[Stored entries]
= = = =

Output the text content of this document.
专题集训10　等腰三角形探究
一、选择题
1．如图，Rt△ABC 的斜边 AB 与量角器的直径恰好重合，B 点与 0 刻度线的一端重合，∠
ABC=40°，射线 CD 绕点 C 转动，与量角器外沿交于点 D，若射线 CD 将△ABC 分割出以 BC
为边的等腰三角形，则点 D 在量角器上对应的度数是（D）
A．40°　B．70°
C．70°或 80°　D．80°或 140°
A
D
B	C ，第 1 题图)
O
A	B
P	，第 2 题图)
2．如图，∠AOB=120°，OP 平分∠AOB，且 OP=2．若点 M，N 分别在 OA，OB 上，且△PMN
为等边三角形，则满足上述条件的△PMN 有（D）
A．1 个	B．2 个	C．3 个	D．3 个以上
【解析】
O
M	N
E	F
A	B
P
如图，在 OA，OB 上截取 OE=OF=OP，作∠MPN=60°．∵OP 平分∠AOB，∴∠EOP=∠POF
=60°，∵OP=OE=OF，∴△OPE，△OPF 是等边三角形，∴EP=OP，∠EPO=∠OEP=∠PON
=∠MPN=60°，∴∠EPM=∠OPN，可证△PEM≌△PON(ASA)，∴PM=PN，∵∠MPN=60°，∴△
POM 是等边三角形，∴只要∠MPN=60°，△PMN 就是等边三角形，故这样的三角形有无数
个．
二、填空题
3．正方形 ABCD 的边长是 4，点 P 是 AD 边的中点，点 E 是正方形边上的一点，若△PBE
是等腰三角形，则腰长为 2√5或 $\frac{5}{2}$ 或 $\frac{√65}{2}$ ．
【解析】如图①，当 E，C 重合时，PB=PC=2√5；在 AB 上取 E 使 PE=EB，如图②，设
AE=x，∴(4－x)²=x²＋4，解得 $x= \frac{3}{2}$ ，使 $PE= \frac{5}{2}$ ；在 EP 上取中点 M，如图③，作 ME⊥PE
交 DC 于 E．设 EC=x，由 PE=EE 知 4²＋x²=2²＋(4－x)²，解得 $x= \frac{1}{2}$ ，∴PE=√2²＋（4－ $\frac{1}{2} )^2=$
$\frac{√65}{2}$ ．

= = = =

Given problem :: Tell how many lines in the records above contain "是等边三角形", giving the number and no other words.

Exercise response :: 2